Gather all lines in the records below that include the word "WEEE".

[Dataset items]
↓↓↓

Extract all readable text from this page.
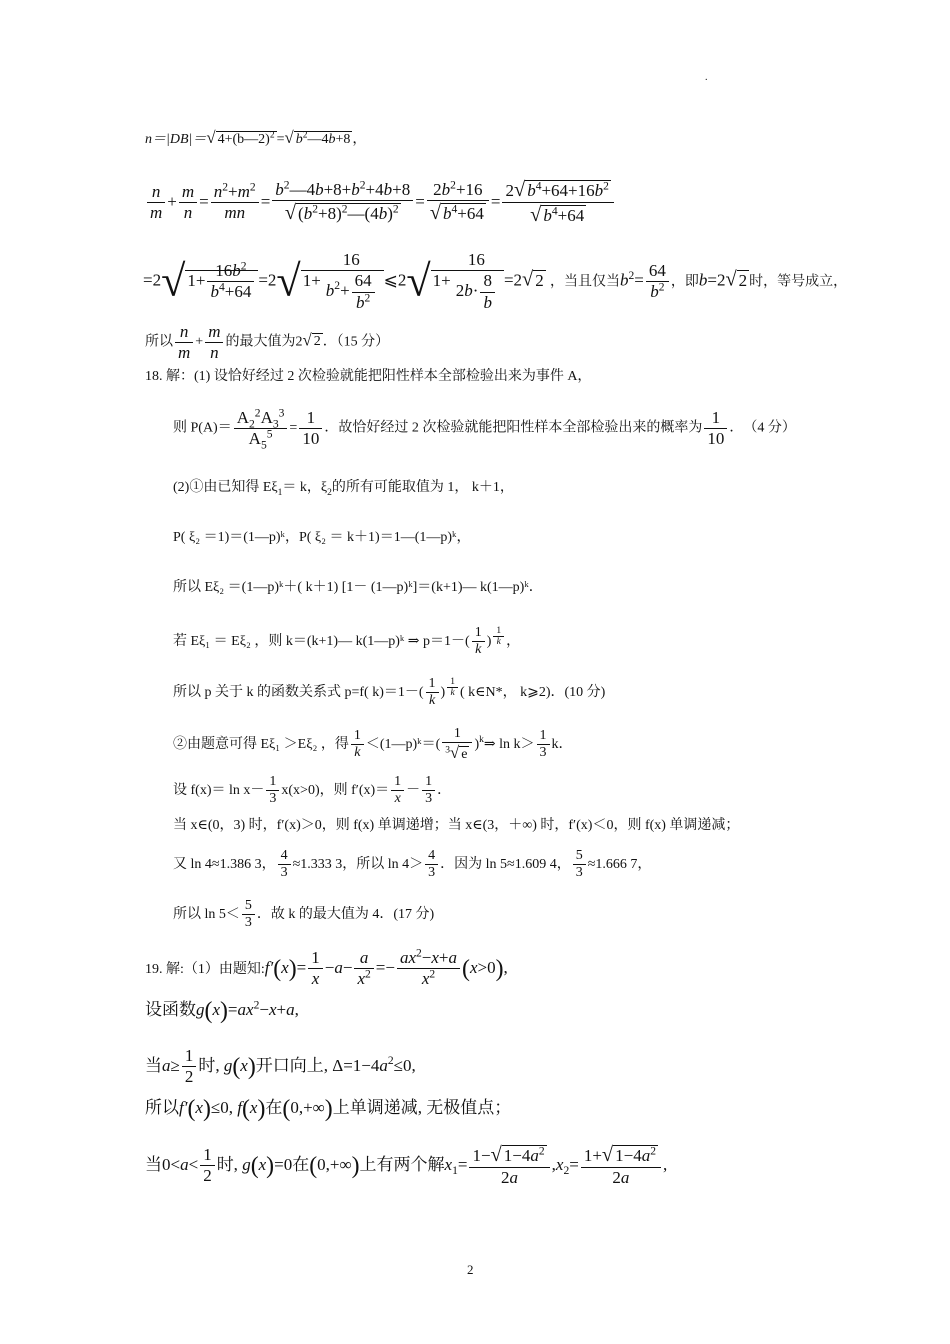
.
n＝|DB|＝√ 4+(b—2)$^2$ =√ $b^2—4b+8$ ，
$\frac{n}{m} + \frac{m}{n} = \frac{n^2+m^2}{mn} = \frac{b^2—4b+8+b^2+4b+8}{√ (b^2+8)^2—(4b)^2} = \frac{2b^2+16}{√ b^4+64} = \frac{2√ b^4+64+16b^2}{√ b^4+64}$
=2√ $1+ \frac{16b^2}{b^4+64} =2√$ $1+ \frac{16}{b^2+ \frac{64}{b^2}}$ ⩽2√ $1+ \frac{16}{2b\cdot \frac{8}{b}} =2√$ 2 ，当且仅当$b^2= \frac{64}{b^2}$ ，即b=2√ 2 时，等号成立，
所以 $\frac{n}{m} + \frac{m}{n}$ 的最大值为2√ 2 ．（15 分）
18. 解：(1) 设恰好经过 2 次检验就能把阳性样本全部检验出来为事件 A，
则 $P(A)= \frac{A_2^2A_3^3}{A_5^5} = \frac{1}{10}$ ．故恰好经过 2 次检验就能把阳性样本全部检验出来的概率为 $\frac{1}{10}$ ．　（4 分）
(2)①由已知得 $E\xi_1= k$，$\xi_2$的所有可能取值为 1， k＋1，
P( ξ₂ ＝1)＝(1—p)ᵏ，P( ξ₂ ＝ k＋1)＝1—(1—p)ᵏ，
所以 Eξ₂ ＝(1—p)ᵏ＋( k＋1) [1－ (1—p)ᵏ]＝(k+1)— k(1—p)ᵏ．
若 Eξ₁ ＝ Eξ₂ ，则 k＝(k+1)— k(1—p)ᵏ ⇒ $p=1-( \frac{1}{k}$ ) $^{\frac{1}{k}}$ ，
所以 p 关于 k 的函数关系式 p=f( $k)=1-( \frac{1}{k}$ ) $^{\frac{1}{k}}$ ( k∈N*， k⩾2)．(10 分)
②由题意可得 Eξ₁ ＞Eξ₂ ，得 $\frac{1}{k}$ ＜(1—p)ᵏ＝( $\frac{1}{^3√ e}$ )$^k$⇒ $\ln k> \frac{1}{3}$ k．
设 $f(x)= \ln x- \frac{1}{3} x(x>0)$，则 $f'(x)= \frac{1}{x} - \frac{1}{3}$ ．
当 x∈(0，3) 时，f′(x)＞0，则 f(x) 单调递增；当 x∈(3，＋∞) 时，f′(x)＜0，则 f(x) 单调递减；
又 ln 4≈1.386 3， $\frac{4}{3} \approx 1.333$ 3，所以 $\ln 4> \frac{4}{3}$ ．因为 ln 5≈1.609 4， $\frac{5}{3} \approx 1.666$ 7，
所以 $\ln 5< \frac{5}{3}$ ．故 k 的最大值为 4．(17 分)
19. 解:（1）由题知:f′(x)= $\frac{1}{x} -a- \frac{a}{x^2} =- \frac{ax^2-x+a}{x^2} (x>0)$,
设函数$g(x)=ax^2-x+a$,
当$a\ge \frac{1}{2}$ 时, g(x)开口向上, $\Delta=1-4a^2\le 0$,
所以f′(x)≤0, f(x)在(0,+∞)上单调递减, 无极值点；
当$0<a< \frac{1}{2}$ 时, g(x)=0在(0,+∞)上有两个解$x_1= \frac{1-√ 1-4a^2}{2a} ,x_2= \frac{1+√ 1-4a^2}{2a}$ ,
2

↑↑↑
↓↓↓

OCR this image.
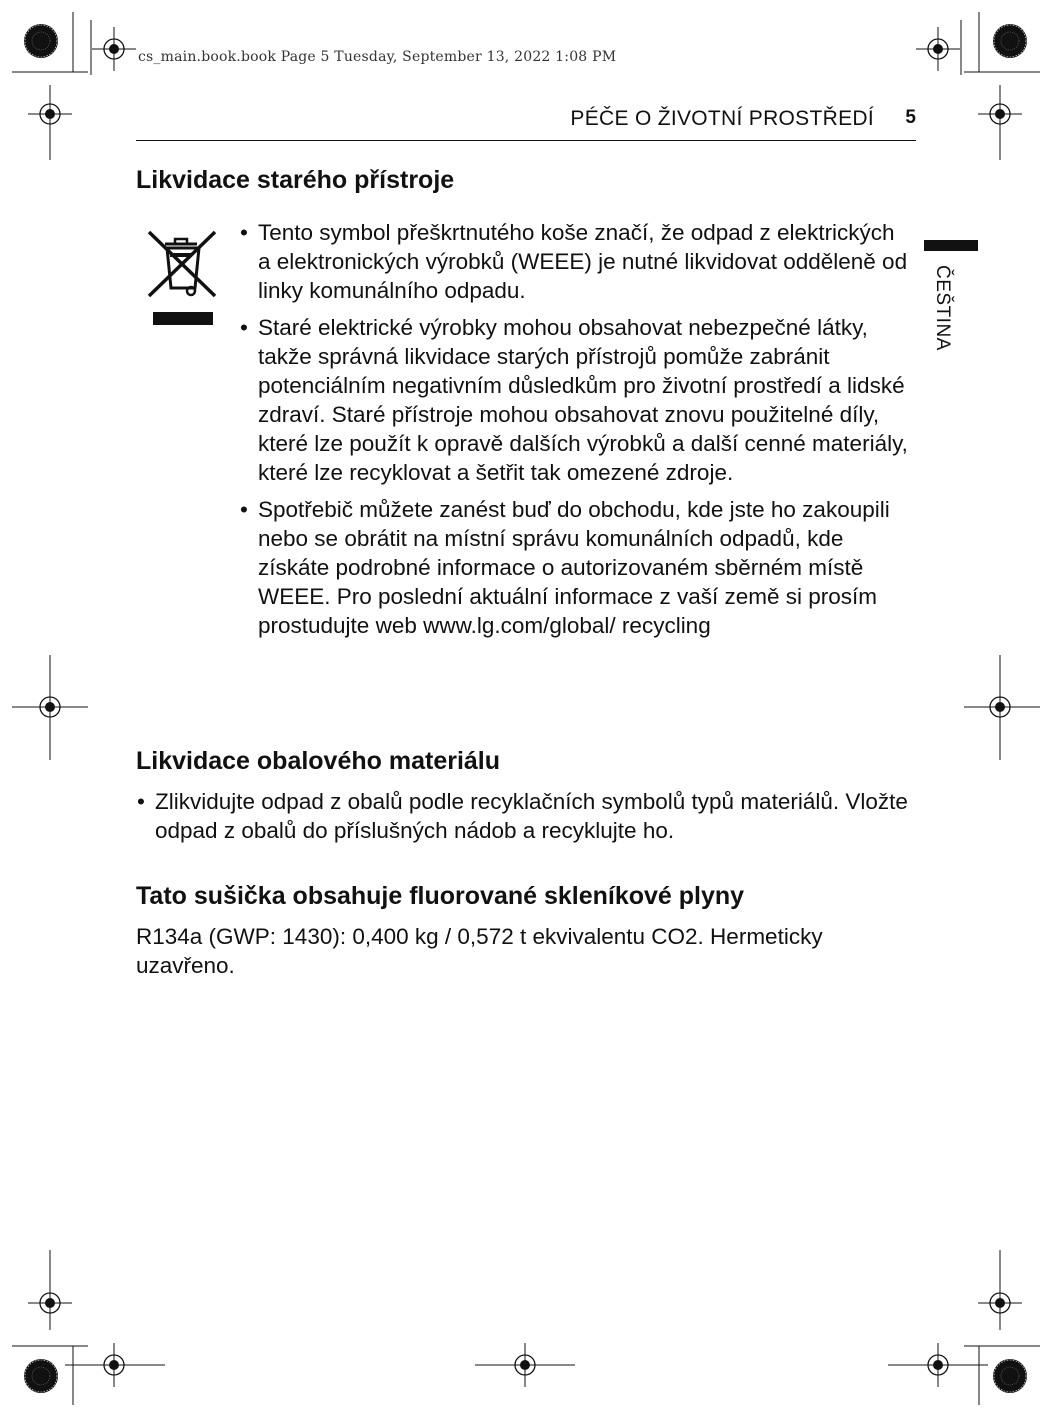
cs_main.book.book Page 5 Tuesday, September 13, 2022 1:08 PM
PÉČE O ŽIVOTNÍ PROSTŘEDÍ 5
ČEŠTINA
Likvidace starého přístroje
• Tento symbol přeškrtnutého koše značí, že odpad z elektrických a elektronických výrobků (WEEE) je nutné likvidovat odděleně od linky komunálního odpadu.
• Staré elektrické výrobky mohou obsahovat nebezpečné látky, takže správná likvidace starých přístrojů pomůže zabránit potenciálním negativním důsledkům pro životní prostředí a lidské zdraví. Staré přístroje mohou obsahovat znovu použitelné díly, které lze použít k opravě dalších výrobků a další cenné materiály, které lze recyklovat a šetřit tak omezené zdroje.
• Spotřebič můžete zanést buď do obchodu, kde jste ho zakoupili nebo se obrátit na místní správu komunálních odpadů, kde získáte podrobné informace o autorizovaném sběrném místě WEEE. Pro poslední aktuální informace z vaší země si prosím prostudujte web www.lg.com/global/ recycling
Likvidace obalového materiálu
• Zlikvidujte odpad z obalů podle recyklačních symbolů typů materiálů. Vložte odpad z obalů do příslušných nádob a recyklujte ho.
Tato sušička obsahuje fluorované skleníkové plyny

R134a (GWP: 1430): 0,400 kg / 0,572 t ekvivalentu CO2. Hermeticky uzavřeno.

↑↑↑

* [TASK RESULT]:
• Tento symbol přeškrtnutého koše značí, že odpad z elektrických a elektronických výrobků (WEEE) je nutné likvidovat odděleně od linky komunálního odpadu.
• Spotřebič můžete zanést buď do obchodu, kde jste ho zakoupili nebo se obrátit na místní správu komunálních odpadů, kde získáte podrobné informace o autorizovaném sběrném místě WEEE. Pro poslední aktuální informace z vaší země si prosím prostudujte web www.lg.com/global/ recycling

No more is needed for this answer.